**TASK TO COMPLETE**
Could you reproduce all the records below, swapping every "avatar-image" for "profile-picture" and keeping everything else the same?

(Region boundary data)

· · · ·

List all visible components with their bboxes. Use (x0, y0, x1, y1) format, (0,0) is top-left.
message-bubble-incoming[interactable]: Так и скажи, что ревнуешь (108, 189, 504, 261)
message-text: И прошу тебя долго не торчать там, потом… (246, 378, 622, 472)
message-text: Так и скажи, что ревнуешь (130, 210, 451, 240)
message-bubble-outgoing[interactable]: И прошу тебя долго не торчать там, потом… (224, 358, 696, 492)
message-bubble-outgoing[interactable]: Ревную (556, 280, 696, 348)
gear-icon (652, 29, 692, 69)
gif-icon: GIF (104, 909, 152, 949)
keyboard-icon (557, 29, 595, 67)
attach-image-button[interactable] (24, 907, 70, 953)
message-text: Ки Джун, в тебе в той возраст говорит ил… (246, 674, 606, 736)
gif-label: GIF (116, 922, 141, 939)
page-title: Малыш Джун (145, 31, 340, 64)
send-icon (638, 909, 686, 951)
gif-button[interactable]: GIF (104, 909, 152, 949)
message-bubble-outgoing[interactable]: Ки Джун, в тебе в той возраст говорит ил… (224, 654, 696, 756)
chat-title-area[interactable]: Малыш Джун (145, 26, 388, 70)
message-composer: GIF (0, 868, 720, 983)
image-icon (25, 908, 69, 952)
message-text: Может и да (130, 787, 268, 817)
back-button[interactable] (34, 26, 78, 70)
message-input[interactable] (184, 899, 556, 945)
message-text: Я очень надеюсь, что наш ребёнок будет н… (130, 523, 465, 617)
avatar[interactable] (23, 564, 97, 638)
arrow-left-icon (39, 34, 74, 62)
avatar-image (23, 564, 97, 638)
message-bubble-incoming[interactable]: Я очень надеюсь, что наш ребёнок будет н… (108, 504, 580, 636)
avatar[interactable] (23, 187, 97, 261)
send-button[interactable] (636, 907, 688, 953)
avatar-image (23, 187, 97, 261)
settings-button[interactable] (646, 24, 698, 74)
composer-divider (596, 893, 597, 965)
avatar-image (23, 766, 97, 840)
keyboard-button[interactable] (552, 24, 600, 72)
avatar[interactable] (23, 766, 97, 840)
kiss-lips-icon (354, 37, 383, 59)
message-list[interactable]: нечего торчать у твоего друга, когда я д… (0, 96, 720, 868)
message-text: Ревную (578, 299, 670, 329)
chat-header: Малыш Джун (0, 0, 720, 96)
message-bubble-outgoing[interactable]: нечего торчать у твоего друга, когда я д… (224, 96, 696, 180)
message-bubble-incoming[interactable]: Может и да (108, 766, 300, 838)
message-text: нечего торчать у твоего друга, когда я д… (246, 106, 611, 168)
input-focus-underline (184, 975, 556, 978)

· · · ·

**RESPONSE**
List all visible components with their bboxes. Use (x0, y0, x1, y1) format, (0,0) is top-left.
message-bubble-incoming[interactable]: Так и скажи, что ревнуешь (108, 189, 504, 261)
message-text: И прошу тебя долго не торчать там, потом… (246, 378, 622, 472)
message-text: Так и скажи, что ревнуешь (130, 210, 451, 240)
message-bubble-outgoing[interactable]: И прошу тебя долго не торчать там, потом… (224, 358, 696, 492)
message-bubble-outgoing[interactable]: Ревную (556, 280, 696, 348)
gear-icon (652, 29, 692, 69)
gif-icon: GIF (104, 909, 152, 949)
keyboard-icon (557, 29, 595, 67)
attach-image-button[interactable] (24, 907, 70, 953)
message-text: Ки Джун, в тебе в той возраст говорит ил… (246, 674, 606, 736)
gif-label: GIF (116, 922, 141, 939)
page-title: Малыш Джун (145, 31, 340, 64)
send-icon (638, 909, 686, 951)
gif-button[interactable]: GIF (104, 909, 152, 949)
message-bubble-outgoing[interactable]: Ки Джун, в тебе в той возраст говорит ил… (224, 654, 696, 756)
chat-title-area[interactable]: Малыш Джун (145, 26, 388, 70)
message-composer: GIF (0, 868, 720, 983)
image-icon (25, 908, 69, 952)
message-text: Может и да (130, 787, 268, 817)
back-button[interactable] (34, 26, 78, 70)
message-input[interactable] (184, 899, 556, 945)
message-text: Я очень надеюсь, что наш ребёнок будет н… (130, 523, 465, 617)
avatar[interactable] (23, 564, 97, 638)
arrow-left-icon (39, 34, 74, 62)
profile-picture (23, 564, 97, 638)
message-bubble-incoming[interactable]: Я очень надеюсь, что наш ребёнок будет н… (108, 504, 580, 636)
avatar[interactable] (23, 187, 97, 261)
send-button[interactable] (636, 907, 688, 953)
profile-picture (23, 187, 97, 261)
settings-button[interactable] (646, 24, 698, 74)
composer-divider (596, 893, 597, 965)
profile-picture (23, 766, 97, 840)
keyboard-button[interactable] (552, 24, 600, 72)
avatar[interactable] (23, 766, 97, 840)
kiss-lips-icon (354, 37, 383, 59)
message-list[interactable]: нечего торчать у твоего друга, когда я д… (0, 96, 720, 868)
message-text: Ревную (578, 299, 670, 329)
chat-header: Малыш Джун (0, 0, 720, 96)
message-bubble-outgoing[interactable]: нечего торчать у твоего друга, когда я д… (224, 96, 696, 180)
message-bubble-incoming[interactable]: Может и да (108, 766, 300, 838)
message-text: нечего торчать у твоего друга, когда я д… (246, 106, 611, 168)
input-focus-underline (184, 975, 556, 978)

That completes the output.